Dataset records.
++++++++++

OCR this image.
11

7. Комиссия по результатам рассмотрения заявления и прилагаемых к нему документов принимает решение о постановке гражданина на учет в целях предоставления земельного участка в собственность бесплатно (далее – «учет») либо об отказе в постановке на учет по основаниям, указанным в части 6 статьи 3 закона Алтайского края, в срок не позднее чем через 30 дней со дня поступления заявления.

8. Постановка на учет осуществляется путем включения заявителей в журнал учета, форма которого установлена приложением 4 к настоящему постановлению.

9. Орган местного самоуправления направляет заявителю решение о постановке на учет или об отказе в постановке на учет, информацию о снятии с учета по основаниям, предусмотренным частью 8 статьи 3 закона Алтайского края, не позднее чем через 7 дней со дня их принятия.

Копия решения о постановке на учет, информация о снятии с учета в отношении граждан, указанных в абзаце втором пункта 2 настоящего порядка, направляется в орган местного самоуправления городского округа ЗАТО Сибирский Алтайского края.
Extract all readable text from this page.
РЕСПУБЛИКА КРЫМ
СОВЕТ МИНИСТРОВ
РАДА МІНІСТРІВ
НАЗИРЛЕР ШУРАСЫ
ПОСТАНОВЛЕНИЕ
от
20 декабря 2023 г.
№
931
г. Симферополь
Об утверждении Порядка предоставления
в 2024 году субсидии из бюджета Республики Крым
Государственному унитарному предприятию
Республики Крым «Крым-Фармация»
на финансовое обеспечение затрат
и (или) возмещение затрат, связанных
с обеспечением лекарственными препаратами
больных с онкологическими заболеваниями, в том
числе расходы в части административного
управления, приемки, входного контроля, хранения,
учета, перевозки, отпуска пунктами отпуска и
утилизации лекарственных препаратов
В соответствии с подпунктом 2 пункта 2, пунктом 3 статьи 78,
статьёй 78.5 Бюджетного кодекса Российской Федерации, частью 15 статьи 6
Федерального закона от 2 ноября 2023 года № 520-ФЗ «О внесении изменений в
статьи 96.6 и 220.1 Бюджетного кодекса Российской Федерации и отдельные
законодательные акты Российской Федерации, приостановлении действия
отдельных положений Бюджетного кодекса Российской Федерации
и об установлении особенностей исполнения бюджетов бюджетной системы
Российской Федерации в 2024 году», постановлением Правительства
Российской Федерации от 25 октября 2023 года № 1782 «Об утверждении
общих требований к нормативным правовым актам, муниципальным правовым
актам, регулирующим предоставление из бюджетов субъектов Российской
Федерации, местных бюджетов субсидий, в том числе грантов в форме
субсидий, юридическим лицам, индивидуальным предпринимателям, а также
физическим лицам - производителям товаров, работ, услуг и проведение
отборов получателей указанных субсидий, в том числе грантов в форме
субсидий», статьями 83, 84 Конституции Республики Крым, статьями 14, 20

++++++++++

Given exercise.
Retype each record exactly, leaving nothing out.

Result for this exercise.
OCR this image.
11

7. Комиссия по результатам рассмотрения заявления и прилагаемых к нему документов принимает решение о постановке гражданина на учет в целях предоставления земельного участка в собственность бесплатно (далее – «учет») либо об отказе в постановке на учет по основаниям, указанным в части 6 статьи 3 закона Алтайского края, в срок не позднее чем через 30 дней со дня поступления заявления.

8. Постановка на учет осуществляется путем включения заявителей в журнал учета, форма которого установлена приложением 4 к настоящему постановлению.

9. Орган местного самоуправления направляет заявителю решение о постановке на учет или об отказе в постановке на учет, информацию о снятии с учета по основаниям, предусмотренным частью 8 статьи 3 закона Алтайского края, не позднее чем через 7 дней со дня их принятия.

Копия решения о постановке на учет, информация о снятии с учета в отношении граждан, указанных в абзаце втором пункта 2 настоящего порядка, направляется в орган местного самоуправления городского округа ЗАТО Сибирский Алтайского края.
Extract all readable text from this page.
РЕСПУБЛИКА КРЫМ
СОВЕТ МИНИСТРОВ
РАДА МІНІСТРІВ
НАЗИРЛЕР ШУРАСЫ
ПОСТАНОВЛЕНИЕ
от
20 декабря 2023 г.
№
931
г. Симферополь
Об утверждении Порядка предоставления
в 2024 году субсидии из бюджета Республики Крым
Государственному унитарному предприятию
Республики Крым «Крым-Фармация»
на финансовое обеспечение затрат
и (или) возмещение затрат, связанных
с обеспечением лекарственными препаратами
больных с онкологическими заболеваниями, в том
числе расходы в части административного
управления, приемки, входного контроля, хранения,
учета, перевозки, отпуска пунктами отпуска и
утилизации лекарственных препаратов
В соответствии с подпунктом 2 пункта 2, пунктом 3 статьи 78,
статьёй 78.5 Бюджетного кодекса Российской Федерации, частью 15 статьи 6
Федерального закона от 2 ноября 2023 года № 520-ФЗ «О внесении изменений в
статьи 96.6 и 220.1 Бюджетного кодекса Российской Федерации и отдельные
законодательные акты Российской Федерации, приостановлении действия
отдельных положений Бюджетного кодекса Российской Федерации
и об установлении особенностей исполнения бюджетов бюджетной системы
Российской Федерации в 2024 году», постановлением Правительства
Российской Федерации от 25 октября 2023 года № 1782 «Об утверждении
общих требований к нормативным правовым актам, муниципальным правовым
актам, регулирующим предоставление из бюджетов субъектов Российской
Федерации, местных бюджетов субсидий, в том числе грантов в форме
субсидий, юридическим лицам, индивидуальным предпринимателям, а также
физическим лицам - производителям товаров, работ, услуг и проведение
отборов получателей указанных субсидий, в том числе грантов в форме
субсидий», статьями 83, 84 Конституции Республики Крым, статьями 14, 20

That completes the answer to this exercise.